*** Data supplied ***

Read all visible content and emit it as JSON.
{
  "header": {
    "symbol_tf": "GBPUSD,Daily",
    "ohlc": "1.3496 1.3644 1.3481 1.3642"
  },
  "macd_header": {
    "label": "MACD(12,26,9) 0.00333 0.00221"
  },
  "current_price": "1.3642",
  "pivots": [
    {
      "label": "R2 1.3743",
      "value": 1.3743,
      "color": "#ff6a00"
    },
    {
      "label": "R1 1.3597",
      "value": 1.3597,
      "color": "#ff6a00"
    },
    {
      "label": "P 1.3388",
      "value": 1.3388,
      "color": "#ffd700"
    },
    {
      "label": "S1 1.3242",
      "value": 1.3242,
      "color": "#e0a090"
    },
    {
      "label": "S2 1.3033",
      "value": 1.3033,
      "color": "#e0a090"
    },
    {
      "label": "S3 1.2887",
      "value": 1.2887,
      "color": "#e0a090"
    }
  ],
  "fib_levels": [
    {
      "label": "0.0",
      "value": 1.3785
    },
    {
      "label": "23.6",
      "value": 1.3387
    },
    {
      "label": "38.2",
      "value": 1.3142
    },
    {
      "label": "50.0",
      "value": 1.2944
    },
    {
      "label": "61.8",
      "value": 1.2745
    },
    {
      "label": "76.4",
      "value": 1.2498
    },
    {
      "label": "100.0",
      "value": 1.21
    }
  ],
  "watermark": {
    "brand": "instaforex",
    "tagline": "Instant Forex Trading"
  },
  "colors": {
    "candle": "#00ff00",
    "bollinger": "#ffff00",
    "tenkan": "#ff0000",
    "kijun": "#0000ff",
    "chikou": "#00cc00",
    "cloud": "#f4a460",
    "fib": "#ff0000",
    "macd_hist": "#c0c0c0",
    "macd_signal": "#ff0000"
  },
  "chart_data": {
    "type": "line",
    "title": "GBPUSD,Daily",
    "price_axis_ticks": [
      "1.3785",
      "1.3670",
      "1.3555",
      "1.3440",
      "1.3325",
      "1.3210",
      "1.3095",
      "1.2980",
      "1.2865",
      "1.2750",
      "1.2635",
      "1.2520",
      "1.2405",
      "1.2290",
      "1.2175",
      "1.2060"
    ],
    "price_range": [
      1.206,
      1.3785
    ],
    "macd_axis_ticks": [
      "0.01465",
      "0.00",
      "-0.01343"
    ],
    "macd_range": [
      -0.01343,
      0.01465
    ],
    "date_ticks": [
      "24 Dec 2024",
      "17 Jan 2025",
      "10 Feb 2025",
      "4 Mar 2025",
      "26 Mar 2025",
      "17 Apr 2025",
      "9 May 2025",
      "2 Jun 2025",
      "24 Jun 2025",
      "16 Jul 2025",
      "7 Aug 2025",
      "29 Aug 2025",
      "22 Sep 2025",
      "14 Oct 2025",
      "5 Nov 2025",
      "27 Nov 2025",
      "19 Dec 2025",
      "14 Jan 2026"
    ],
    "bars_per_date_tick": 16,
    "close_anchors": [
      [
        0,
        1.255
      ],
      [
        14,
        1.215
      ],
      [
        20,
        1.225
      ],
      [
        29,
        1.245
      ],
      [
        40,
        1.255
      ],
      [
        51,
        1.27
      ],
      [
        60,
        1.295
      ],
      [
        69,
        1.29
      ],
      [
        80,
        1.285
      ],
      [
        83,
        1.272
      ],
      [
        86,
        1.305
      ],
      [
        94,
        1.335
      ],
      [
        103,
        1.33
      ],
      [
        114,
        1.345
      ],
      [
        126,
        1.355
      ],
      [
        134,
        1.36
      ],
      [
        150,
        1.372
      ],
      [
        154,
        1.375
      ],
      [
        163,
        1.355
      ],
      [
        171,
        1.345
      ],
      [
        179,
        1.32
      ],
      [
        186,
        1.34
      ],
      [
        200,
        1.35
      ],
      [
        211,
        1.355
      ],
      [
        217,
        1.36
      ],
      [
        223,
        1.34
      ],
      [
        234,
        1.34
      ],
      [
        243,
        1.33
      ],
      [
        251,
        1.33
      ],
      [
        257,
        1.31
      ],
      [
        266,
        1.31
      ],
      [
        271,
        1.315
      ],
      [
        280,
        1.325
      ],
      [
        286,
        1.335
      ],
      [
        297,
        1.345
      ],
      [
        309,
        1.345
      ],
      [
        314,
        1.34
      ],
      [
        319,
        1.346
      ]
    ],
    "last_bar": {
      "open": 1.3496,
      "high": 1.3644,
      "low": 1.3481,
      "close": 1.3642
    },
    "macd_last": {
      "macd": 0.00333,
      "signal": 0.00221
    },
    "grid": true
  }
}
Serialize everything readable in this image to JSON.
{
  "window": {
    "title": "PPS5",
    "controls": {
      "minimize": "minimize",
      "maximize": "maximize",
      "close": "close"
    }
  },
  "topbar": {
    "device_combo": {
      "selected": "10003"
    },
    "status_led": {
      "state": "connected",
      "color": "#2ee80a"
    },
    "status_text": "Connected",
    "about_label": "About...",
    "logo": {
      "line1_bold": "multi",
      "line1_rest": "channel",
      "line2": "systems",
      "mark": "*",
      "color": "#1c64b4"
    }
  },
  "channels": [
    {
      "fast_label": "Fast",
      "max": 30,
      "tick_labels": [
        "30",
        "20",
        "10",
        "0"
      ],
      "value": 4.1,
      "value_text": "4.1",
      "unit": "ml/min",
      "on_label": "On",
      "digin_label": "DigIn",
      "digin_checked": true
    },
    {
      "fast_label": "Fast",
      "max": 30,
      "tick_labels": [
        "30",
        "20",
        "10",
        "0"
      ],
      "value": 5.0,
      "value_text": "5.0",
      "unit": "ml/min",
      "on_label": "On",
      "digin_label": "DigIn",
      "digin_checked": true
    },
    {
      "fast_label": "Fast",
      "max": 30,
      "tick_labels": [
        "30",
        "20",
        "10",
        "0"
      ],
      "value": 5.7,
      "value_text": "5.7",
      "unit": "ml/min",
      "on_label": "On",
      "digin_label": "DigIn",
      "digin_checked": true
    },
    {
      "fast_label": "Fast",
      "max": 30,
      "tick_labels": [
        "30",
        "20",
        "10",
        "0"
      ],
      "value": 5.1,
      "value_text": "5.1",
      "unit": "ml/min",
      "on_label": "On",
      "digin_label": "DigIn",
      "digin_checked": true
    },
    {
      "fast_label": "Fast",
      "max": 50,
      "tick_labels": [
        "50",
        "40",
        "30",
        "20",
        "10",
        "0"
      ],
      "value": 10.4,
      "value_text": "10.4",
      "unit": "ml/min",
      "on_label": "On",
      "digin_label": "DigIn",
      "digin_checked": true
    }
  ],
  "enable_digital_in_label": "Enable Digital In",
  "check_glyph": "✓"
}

***

Given instruction: Quote all of the entries exactly as they appear.

Response:
Read all visible content and emit it as JSON.
{
  "header": {
    "symbol_tf": "GBPUSD,Daily",
    "ohlc": "1.3496 1.3644 1.3481 1.3642"
  },
  "macd_header": {
    "label": "MACD(12,26,9) 0.00333 0.00221"
  },
  "current_price": "1.3642",
  "pivots": [
    {
      "label": "R2 1.3743",
      "value": 1.3743,
      "color": "#ff6a00"
    },
    {
      "label": "R1 1.3597",
      "value": 1.3597,
      "color": "#ff6a00"
    },
    {
      "label": "P 1.3388",
      "value": 1.3388,
      "color": "#ffd700"
    },
    {
      "label": "S1 1.3242",
      "value": 1.3242,
      "color": "#e0a090"
    },
    {
      "label": "S2 1.3033",
      "value": 1.3033,
      "color": "#e0a090"
    },
    {
      "label": "S3 1.2887",
      "value": 1.2887,
      "color": "#e0a090"
    }
  ],
  "fib_levels": [
    {
      "label": "0.0",
      "value": 1.3785
    },
    {
      "label": "23.6",
      "value": 1.3387
    },
    {
      "label": "38.2",
      "value": 1.3142
    },
    {
      "label": "50.0",
      "value": 1.2944
    },
    {
      "label": "61.8",
      "value": 1.2745
    },
    {
      "label": "76.4",
      "value": 1.2498
    },
    {
      "label": "100.0",
      "value": 1.21
    }
  ],
  "watermark": {
    "brand": "instaforex",
    "tagline": "Instant Forex Trading"
  },
  "colors": {
    "candle": "#00ff00",
    "bollinger": "#ffff00",
    "tenkan": "#ff0000",
    "kijun": "#0000ff",
    "chikou": "#00cc00",
    "cloud": "#f4a460",
    "fib": "#ff0000",
    "macd_hist": "#c0c0c0",
    "macd_signal": "#ff0000"
  },
  "chart_data": {
    "type": "line",
    "title": "GBPUSD,Daily",
    "price_axis_ticks": [
      "1.3785",
      "1.3670",
      "1.3555",
      "1.3440",
      "1.3325",
      "1.3210",
      "1.3095",
      "1.2980",
      "1.2865",
      "1.2750",
      "1.2635",
      "1.2520",
      "1.2405",
      "1.2290",
      "1.2175",
      "1.2060"
    ],
    "price_range": [
      1.206,
      1.3785
    ],
    "macd_axis_ticks": [
      "0.01465",
      "0.00",
      "-0.01343"
    ],
    "macd_range": [
      -0.01343,
      0.01465
    ],
    "date_ticks": [
      "24 Dec 2024",
      "17 Jan 2025",
      "10 Feb 2025",
      "4 Mar 2025",
      "26 Mar 2025",
      "17 Apr 2025",
      "9 May 2025",
      "2 Jun 2025",
      "24 Jun 2025",
      "16 Jul 2025",
      "7 Aug 2025",
      "29 Aug 2025",
      "22 Sep 2025",
      "14 Oct 2025",
      "5 Nov 2025",
      "27 Nov 2025",
      "19 Dec 2025",
      "14 Jan 2026"
    ],
    "bars_per_date_tick": 16,
    "close_anchors": [
      [
        0,
        1.255
      ],
      [
        14,
        1.215
      ],
      [
        20,
        1.225
      ],
      [
        29,
        1.245
      ],
      [
        40,
        1.255
      ],
      [
        51,
        1.27
      ],
      [
        60,
        1.295
      ],
      [
        69,
        1.29
      ],
      [
        80,
        1.285
      ],
      [
        83,
        1.272
      ],
      [
        86,
        1.305
      ],
      [
        94,
        1.335
      ],
      [
        103,
        1.33
      ],
      [
        114,
        1.345
      ],
      [
        126,
        1.355
      ],
      [
        134,
        1.36
      ],
      [
        150,
        1.372
      ],
      [
        154,
        1.375
      ],
      [
        163,
        1.355
      ],
      [
        171,
        1.345
      ],
      [
        179,
        1.32
      ],
      [
        186,
        1.34
      ],
      [
        200,
        1.35
      ],
      [
        211,
        1.355
      ],
      [
        217,
        1.36
      ],
      [
        223,
        1.34
      ],
      [
        234,
        1.34
      ],
      [
        243,
        1.33
      ],
      [
        251,
        1.33
      ],
      [
        257,
        1.31
      ],
      [
        266,
        1.31
      ],
      [
        271,
        1.315
      ],
      [
        280,
        1.325
      ],
      [
        286,
        1.335
      ],
      [
        297,
        1.345
      ],
      [
        309,
        1.345
      ],
      [
        314,
        1.34
      ],
      [
        319,
        1.346
      ]
    ],
    "last_bar": {
      "open": 1.3496,
      "high": 1.3644,
      "low": 1.3481,
      "close": 1.3642
    },
    "macd_last": {
      "macd": 0.00333,
      "signal": 0.00221
    },
    "grid": true
  }
}
Serialize everything readable in this image to JSON.
{
  "window": {
    "title": "PPS5",
    "controls": {
      "minimize": "minimize",
      "maximize": "maximize",
      "close": "close"
    }
  },
  "topbar": {
    "device_combo": {
      "selected": "10003"
    },
    "status_led": {
      "state": "connected",
      "color": "#2ee80a"
    },
    "status_text": "Connected",
    "about_label": "About...",
    "logo": {
      "line1_bold": "multi",
      "line1_rest": "channel",
      "line2": "systems",
      "mark": "*",
      "color": "#1c64b4"
    }
  },
  "channels": [
    {
      "fast_label": "Fast",
      "max": 30,
      "tick_labels": [
        "30",
        "20",
        "10",
        "0"
      ],
      "value": 4.1,
      "value_text": "4.1",
      "unit": "ml/min",
      "on_label": "On",
      "digin_label": "DigIn",
      "digin_checked": true
    },
    {
      "fast_label": "Fast",
      "max": 30,
      "tick_labels": [
        "30",
        "20",
        "10",
        "0"
      ],
      "value": 5.0,
      "value_text": "5.0",
      "unit": "ml/min",
      "on_label": "On",
      "digin_label": "DigIn",
      "digin_checked": true
    },
    {
      "fast_label": "Fast",
      "max": 30,
      "tick_labels": [
        "30",
        "20",
        "10",
        "0"
      ],
      "value": 5.7,
      "value_text": "5.7",
      "unit": "ml/min",
      "on_label": "On",
      "digin_label": "DigIn",
      "digin_checked": true
    },
    {
      "fast_label": "Fast",
      "max": 30,
      "tick_labels": [
        "30",
        "20",
        "10",
        "0"
      ],
      "value": 5.1,
      "value_text": "5.1",
      "unit": "ml/min",
      "on_label": "On",
      "digin_label": "DigIn",
      "digin_checked": true
    },
    {
      "fast_label": "Fast",
      "max": 50,
      "tick_labels": [
        "50",
        "40",
        "30",
        "20",
        "10",
        "0"
      ],
      "value": 10.4,
      "value_text": "10.4",
      "unit": "ml/min",
      "on_label": "On",
      "digin_label": "DigIn",
      "digin_checked": true
    }
  ],
  "enable_digital_in_label": "Enable Digital In",
  "check_glyph": "✓"
}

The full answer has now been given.